======== Records to process ========

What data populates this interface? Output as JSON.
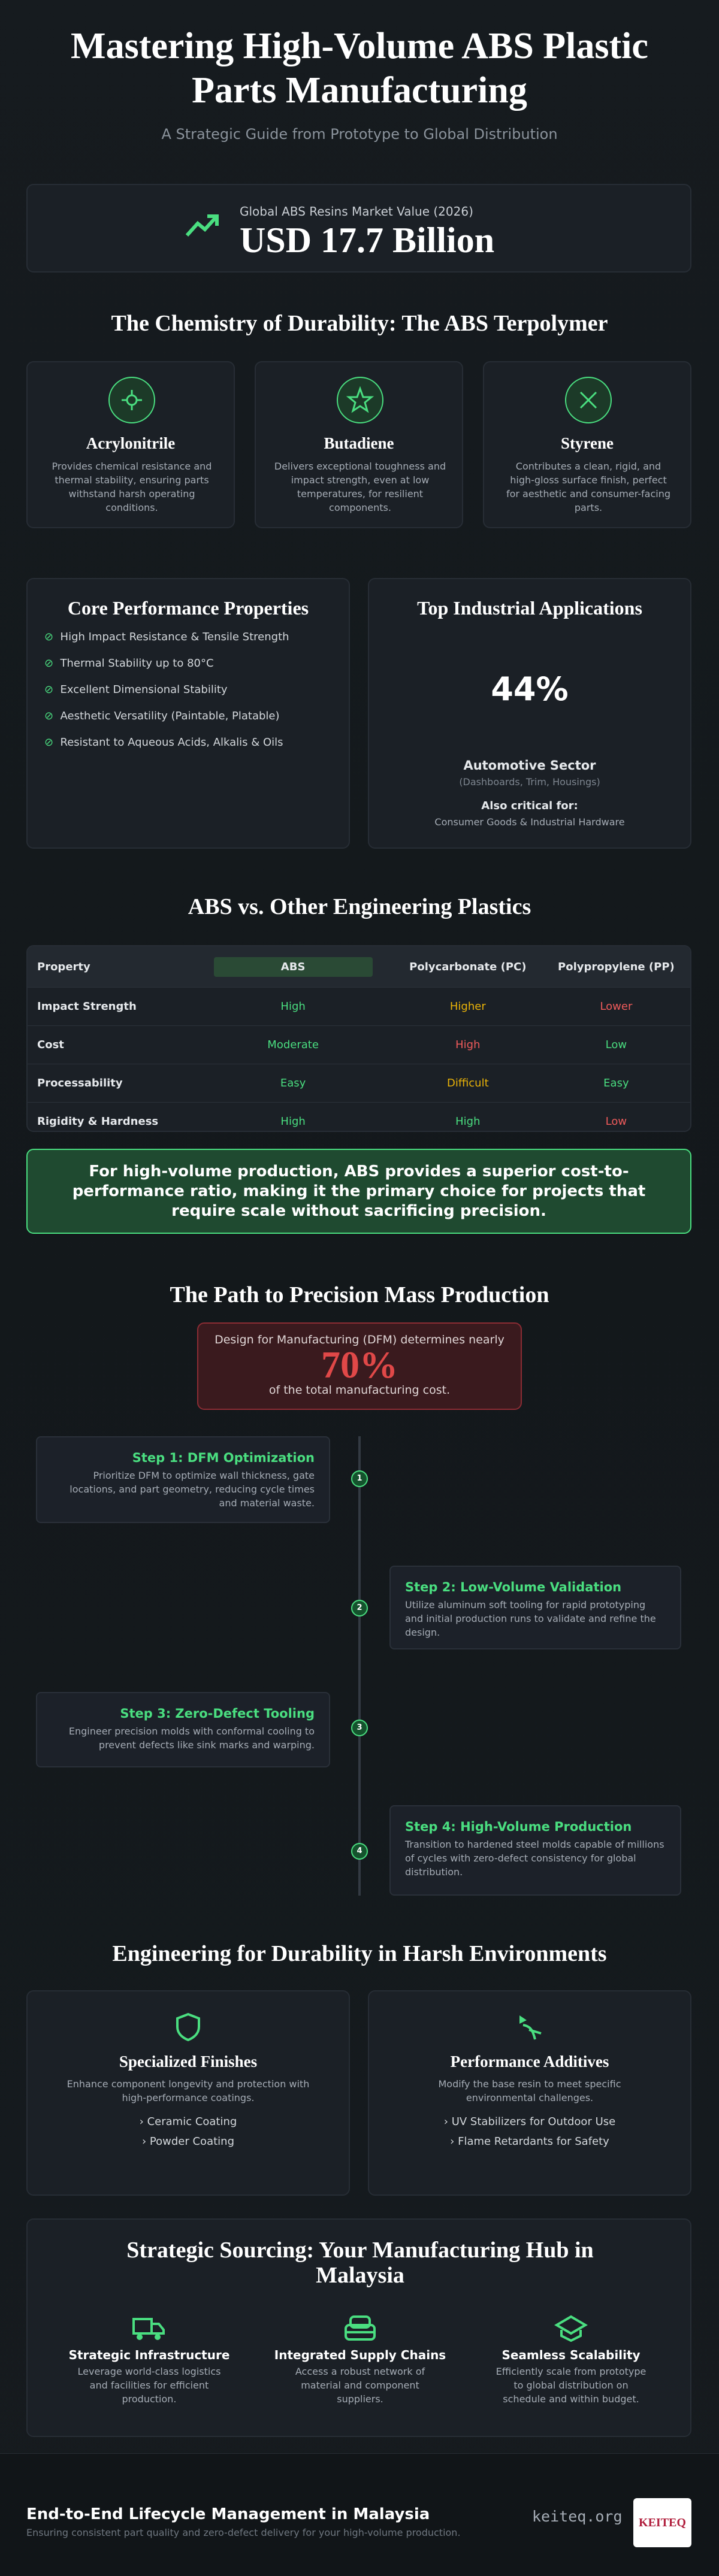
{
  "header": {
    "title": "Mastering High-Volume ABS Plastic Parts Manufacturing",
    "subtitle": "A Strategic Guide from Prototype to Global Distribution"
  },
  "market": {
    "label": "Global ABS Resins Market Value (2026)",
    "value": "USD 17.7 Billion"
  },
  "chemistry": {
    "title": "The Chemistry of Durability: The ABS Terpolymer",
    "items": [
      {
        "name": "Acrylonitrile",
        "description": "Provides chemical resistance and thermal stability, ensuring parts withstand harsh operating conditions."
      },
      {
        "name": "Butadiene",
        "description": "Delivers exceptional toughness and impact strength, even at low temperatures, for resilient components."
      },
      {
        "name": "Styrene",
        "description": "Contributes a clean, rigid, and high-gloss surface finish, perfect for aesthetic and consumer-facing parts."
      }
    ]
  },
  "properties": {
    "title": "Core Performance Properties",
    "items": [
      "High Impact Resistance & Tensile Strength",
      "Thermal Stability up to 80°C",
      "Excellent Dimensional Stability",
      "Aesthetic Versatility (Paintable, Platable)",
      "Resistant to Aqueous Acids, Alkalis & Oils"
    ]
  },
  "applications": {
    "title": "Top Industrial Applications",
    "percent": "44%",
    "sector": "Automotive Sector",
    "sector_note": "(Dashboards, Trim, Housings)",
    "also_label": "Also critical for:",
    "also_text": "Consumer Goods & Industrial Hardware"
  },
  "comparison": {
    "title": "ABS vs. Other Engineering Plastics",
    "headers": [
      "Property",
      "ABS",
      "Polycarbonate (PC)",
      "Polypropylene (PP)"
    ],
    "rows": [
      [
        "Impact Strength",
        "High",
        "Higher",
        "Lower"
      ],
      [
        "Cost",
        "Moderate",
        "High",
        "Low"
      ],
      [
        "Processability",
        "Easy",
        "Difficult",
        "Easy"
      ],
      [
        "Rigidity & Hardness",
        "High",
        "High",
        "Low"
      ]
    ]
  },
  "callout": {
    "text": "For high-volume production, ABS provides a superior cost-to-performance ratio, making it the primary choice for projects that require scale without sacrificing precision."
  },
  "path": {
    "title": "The Path to Precision Mass Production",
    "dfm": {
      "pre": "Design for Manufacturing (DFM) determines nearly",
      "value": "70%",
      "post": "of the total manufacturing cost."
    },
    "steps": [
      {
        "number": "1",
        "title": "Step 1: DFM Optimization",
        "text": "Prioritize DFM to optimize wall thickness, gate locations, and part geometry, reducing cycle times and material waste."
      },
      {
        "number": "2",
        "title": "Step 2: Low-Volume Validation",
        "text": "Utilize aluminum soft tooling for rapid prototyping and initial production runs to validate and refine the design."
      },
      {
        "number": "3",
        "title": "Step 3: Zero-Defect Tooling",
        "text": "Engineer precision molds with conformal cooling to prevent defects like sink marks and warping."
      },
      {
        "number": "4",
        "title": "Step 4: High-Volume Production",
        "text": "Transition to hardened steel molds capable of millions of cycles with zero-defect consistency for global distribution."
      }
    ]
  },
  "durability": {
    "title": "Engineering for Durability in Harsh Environments",
    "cards": [
      {
        "title": "Specialized Finishes",
        "text": "Enhance component longevity and protection with high-performance coatings.",
        "items": [
          "› Ceramic Coating",
          "› Powder Coating"
        ]
      },
      {
        "title": "Performance Additives",
        "text": "Modify the base resin to meet specific environmental challenges.",
        "items": [
          "› UV Stabilizers for Outdoor Use",
          "› Flame Retardants for Safety"
        ]
      }
    ]
  },
  "sourcing": {
    "title": "Strategic Sourcing: Your Manufacturing Hub in Malaysia",
    "items": [
      {
        "title": "Strategic Infrastructure",
        "text": "Leverage world-class logistics and facilities for efficient production."
      },
      {
        "title": "Integrated Supply Chains",
        "text": "Access a robust network of material and component suppliers."
      },
      {
        "title": "Seamless Scalability",
        "text": "Efficiently scale from prototype to global distribution on schedule and within budget."
      }
    ]
  },
  "footer": {
    "title": "End-to-End Lifecycle Management in Malaysia",
    "subtitle": "Ensuring consistent part quality and zero-defect delivery for your high-volume production.",
    "site": "keiteq.org",
    "logo": "KEITEQ"
  }
}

========

**What the exercise asks**: Leaving aside the images, write out the entries above word for word.

**Task output**:
What data populates this interface? Output as JSON.
{
  "header": {
    "title": "Mastering High-Volume ABS Plastic Parts Manufacturing",
    "subtitle": "A Strategic Guide from Prototype to Global Distribution"
  },
  "market": {
    "label": "Global ABS Resins Market Value (2026)",
    "value": "USD 17.7 Billion"
  },
  "chemistry": {
    "title": "The Chemistry of Durability: The ABS Terpolymer",
    "items": [
      {
        "name": "Acrylonitrile",
        "description": "Provides chemical resistance and thermal stability, ensuring parts withstand harsh operating conditions."
      },
      {
        "name": "Butadiene",
        "description": "Delivers exceptional toughness and impact strength, even at low temperatures, for resilient components."
      },
      {
        "name": "Styrene",
        "description": "Contributes a clean, rigid, and high-gloss surface finish, perfect for aesthetic and consumer-facing parts."
      }
    ]
  },
  "properties": {
    "title": "Core Performance Properties",
    "items": [
      "High Impact Resistance & Tensile Strength",
      "Thermal Stability up to 80°C",
      "Excellent Dimensional Stability",
      "Aesthetic Versatility (Paintable, Platable)",
      "Resistant to Aqueous Acids, Alkalis & Oils"
    ]
  },
  "applications": {
    "title": "Top Industrial Applications",
    "percent": "44%",
    "sector": "Automotive Sector",
    "sector_note": "(Dashboards, Trim, Housings)",
    "also_label": "Also critical for:",
    "also_text": "Consumer Goods & Industrial Hardware"
  },
  "comparison": {
    "title": "ABS vs. Other Engineering Plastics",
    "headers": [
      "Property",
      "ABS",
      "Polycarbonate (PC)",
      "Polypropylene (PP)"
    ],
    "rows": [
      [
        "Impact Strength",
        "High",
        "Higher",
        "Lower"
      ],
      [
        "Cost",
        "Moderate",
        "High",
        "Low"
      ],
      [
        "Processability",
        "Easy",
        "Difficult",
        "Easy"
      ],
      [
        "Rigidity & Hardness",
        "High",
        "High",
        "Low"
      ]
    ]
  },
  "callout": {
    "text": "For high-volume production, ABS provides a superior cost-to-performance ratio, making it the primary choice for projects that require scale without sacrificing precision."
  },
  "path": {
    "title": "The Path to Precision Mass Production",
    "dfm": {
      "pre": "Design for Manufacturing (DFM) determines nearly",
      "value": "70%",
      "post": "of the total manufacturing cost."
    },
    "steps": [
      {
        "number": "1",
        "title": "Step 1: DFM Optimization",
        "text": "Prioritize DFM to optimize wall thickness, gate locations, and part geometry, reducing cycle times and material waste."
      },
      {
        "number": "2",
        "title": "Step 2: Low-Volume Validation",
        "text": "Utilize aluminum soft tooling for rapid prototyping and initial production runs to validate and refine the design."
      },
      {
        "number": "3",
        "title": "Step 3: Zero-Defect Tooling",
        "text": "Engineer precision molds with conformal cooling to prevent defects like sink marks and warping."
      },
      {
        "number": "4",
        "title": "Step 4: High-Volume Production",
        "text": "Transition to hardened steel molds capable of millions of cycles with zero-defect consistency for global distribution."
      }
    ]
  },
  "durability": {
    "title": "Engineering for Durability in Harsh Environments",
    "cards": [
      {
        "title": "Specialized Finishes",
        "text": "Enhance component longevity and protection with high-performance coatings.",
        "items": [
          "› Ceramic Coating",
          "› Powder Coating"
        ]
      },
      {
        "title": "Performance Additives",
        "text": "Modify the base resin to meet specific environmental challenges.",
        "items": [
          "› UV Stabilizers for Outdoor Use",
          "› Flame Retardants for Safety"
        ]
      }
    ]
  },
  "sourcing": {
    "title": "Strategic Sourcing: Your Manufacturing Hub in Malaysia",
    "items": [
      {
        "title": "Strategic Infrastructure",
        "text": "Leverage world-class logistics and facilities for efficient production."
      },
      {
        "title": "Integrated Supply Chains",
        "text": "Access a robust network of material and component suppliers."
      },
      {
        "title": "Seamless Scalability",
        "text": "Efficiently scale from prototype to global distribution on schedule and within budget."
      }
    ]
  },
  "footer": {
    "title": "End-to-End Lifecycle Management in Malaysia",
    "subtitle": "Ensuring consistent part quality and zero-defect delivery for your high-volume production.",
    "site": "keiteq.org",
    "logo": "KEITEQ"
  }
}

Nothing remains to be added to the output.